Reading passage -
◇ ◇ ◇ ◇
EMBARGOED FOR RELEASE UNTIL: April 8, 2002

Contact: Karen E. Warmkessel, [email protected]

Ellen Beth Levitt, [email protected].(410) 328-8919

OUTPATIENT THERASPHERE PROCEDURE EXTENDS LIVES OF PATIENTS WITH INOPERABLE LIVER CANCER

Findings will be reported this week at national medical meetings in Baltimore and San Francisco by University of Maryland Greenebaum Cancer Center specialists

A non-surgical outpatient procedure called TheraSphere that uses millions of microscopic glass beads imbedded with radiation to treat inoperable liver cancer is adding months to patients' lives, specialists at the University of Maryland Greenebaum Cancer Center report.

Normally, patients diagnosed with primary liver cancer live an average of four months without surgery. But, the 16 primary liver cancer patients treated with TheraSphere have survived an average of eight months, according to Ravi Murthy, M.D., an interventional radiologist at the Greenebaum Cancer Center and a member of a team of doctors that treats TheraSphere patients. "We expect that more than 40 percent of the patients will still be alive a year after treatment," he says.
◇ ◇ ◇ ◇
Data for review -

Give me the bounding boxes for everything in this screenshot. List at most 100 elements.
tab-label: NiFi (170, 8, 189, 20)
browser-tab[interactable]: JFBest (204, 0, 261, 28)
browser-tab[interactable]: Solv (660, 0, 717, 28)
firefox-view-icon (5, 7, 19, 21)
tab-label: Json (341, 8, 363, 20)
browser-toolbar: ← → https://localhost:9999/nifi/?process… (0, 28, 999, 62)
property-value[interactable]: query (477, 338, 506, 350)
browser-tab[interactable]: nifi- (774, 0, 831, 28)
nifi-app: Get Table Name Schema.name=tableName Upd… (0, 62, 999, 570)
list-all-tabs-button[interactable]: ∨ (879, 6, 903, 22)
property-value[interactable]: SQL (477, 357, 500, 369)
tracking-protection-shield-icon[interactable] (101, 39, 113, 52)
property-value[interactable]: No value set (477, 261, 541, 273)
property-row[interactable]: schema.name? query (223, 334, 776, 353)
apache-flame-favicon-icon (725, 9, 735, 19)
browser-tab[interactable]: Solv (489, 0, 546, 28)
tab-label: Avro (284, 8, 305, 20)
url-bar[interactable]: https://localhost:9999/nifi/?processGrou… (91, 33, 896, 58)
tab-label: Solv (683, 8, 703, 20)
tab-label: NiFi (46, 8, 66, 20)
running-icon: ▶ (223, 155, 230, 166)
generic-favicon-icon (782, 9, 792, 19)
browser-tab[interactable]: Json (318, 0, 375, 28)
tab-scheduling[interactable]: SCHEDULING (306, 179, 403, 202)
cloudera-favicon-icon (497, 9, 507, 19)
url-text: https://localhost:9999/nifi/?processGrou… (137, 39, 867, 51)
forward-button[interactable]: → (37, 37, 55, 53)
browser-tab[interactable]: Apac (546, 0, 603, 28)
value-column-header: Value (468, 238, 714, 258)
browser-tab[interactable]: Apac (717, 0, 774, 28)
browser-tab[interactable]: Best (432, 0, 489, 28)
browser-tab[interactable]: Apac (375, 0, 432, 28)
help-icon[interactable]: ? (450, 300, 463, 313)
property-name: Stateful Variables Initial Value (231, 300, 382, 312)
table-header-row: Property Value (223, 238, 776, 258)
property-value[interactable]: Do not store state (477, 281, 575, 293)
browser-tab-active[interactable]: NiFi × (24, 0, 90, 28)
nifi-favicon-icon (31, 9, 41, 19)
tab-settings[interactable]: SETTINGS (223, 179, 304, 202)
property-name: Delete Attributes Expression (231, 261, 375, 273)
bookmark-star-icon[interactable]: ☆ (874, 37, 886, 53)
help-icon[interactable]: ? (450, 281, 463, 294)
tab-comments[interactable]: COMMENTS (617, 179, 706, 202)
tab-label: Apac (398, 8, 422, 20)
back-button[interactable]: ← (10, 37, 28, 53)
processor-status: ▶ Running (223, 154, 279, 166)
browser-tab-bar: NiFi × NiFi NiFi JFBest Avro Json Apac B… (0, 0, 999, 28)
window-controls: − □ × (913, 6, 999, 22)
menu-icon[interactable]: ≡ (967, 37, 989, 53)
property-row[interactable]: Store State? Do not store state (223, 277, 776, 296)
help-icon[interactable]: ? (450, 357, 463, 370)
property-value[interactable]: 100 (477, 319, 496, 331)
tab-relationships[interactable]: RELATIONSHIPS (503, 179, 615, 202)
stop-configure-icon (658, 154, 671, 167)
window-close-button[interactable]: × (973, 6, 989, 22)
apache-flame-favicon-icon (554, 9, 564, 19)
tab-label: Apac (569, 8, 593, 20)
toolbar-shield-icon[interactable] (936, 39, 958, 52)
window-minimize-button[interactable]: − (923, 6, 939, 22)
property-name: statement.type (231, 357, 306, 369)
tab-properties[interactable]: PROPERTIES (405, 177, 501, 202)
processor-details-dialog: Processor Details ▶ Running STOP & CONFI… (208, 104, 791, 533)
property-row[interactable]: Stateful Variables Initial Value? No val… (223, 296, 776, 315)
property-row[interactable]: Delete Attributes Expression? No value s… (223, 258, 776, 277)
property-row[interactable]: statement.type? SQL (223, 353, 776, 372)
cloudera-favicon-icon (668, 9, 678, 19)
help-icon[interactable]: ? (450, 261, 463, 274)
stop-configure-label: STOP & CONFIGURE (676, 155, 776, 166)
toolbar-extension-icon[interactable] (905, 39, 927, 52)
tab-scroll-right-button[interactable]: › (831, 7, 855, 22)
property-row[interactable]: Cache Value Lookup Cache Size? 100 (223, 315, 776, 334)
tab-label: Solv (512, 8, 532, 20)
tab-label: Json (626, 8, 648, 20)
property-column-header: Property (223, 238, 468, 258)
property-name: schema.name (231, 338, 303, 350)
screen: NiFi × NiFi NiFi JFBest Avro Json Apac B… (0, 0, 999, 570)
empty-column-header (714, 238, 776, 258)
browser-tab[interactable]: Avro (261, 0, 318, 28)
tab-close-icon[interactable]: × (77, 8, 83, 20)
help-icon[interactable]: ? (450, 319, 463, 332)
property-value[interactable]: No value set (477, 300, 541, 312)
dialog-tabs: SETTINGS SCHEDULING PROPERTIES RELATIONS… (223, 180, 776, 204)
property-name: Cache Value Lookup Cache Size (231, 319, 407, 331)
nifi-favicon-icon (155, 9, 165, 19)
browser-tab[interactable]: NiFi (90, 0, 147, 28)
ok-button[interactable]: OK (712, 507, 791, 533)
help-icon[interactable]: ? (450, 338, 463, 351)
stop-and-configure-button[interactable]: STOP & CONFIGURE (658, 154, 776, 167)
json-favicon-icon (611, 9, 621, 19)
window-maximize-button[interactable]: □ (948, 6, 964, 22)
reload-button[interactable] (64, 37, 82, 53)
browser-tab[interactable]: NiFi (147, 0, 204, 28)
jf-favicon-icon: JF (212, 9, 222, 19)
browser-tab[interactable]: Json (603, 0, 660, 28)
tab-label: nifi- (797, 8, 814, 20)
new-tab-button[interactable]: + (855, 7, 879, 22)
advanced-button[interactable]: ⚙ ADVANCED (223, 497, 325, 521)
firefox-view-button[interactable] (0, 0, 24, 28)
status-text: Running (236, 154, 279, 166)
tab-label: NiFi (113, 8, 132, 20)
◇ ◇ ◇ ◇
Activity 1 - In the TheraSphere press release, what average survival time is reported for the 16 primary liver cancer patients treated with TheraSphere?
Activity 2 - Carry on the TheraSphere press release, picking up right after its final sentence.

Response box 1 - They have survived an average of eight months.

Response box 2 -
The one-year survival rate for 43 other patients whose cancer started in the colon is even higher, at 50 percent, with an average survival of 10 months, Dr. Murthy said. Such patients, who have not responded well to multiple chemotherapies, generally live three to six months at that advanced stage of their disease.

"Our patients treated with TheraSphere are living longer and their quality of life is better than with other treatments, such as chemotherapy, chemoembolization or external beam radiation," says Dr. Murthy, who is also an assistant professor of diagnostic radiology and medicine at the University of Maryland School of Medicine. "It's a promising treatment that needs to be studied further."

He will present the findings at the 27th annual meeting of the Society of Cardiovascular and Interventional Radiology to be held April 6-11 in Baltimore. His University of Maryland colleagues, Andrew S. Kennedy, M.D., a radiation oncologist, and David A. Van Echo, M.D., a medical oncologist, will also report the results at the 93rd annual meeting of the American Association for Cancer Research to be held April 6-10 in San Francisco.

"Our studies include the largest number of patients treated with this state-of-the-art radiation therapy ever reported," says Dr. Kennedy, who is also an assistant professor of radiation oncology at the University of Maryland School of Medicine. He is particularly encouraged by the data involving colorectal cancer patients, all of whom failed several different chemotherapy regimens before being treated with TheraSphere.

Dr. Van Echo, the director of the new drug development program at the Greenebaum Cancer Center and a professor of medicine at the University of Maryland School of Medicine, says, "We think this method of delivering radiation to the liver is going to become increasingly more common as the type of treatment used for patients with liver malignancies."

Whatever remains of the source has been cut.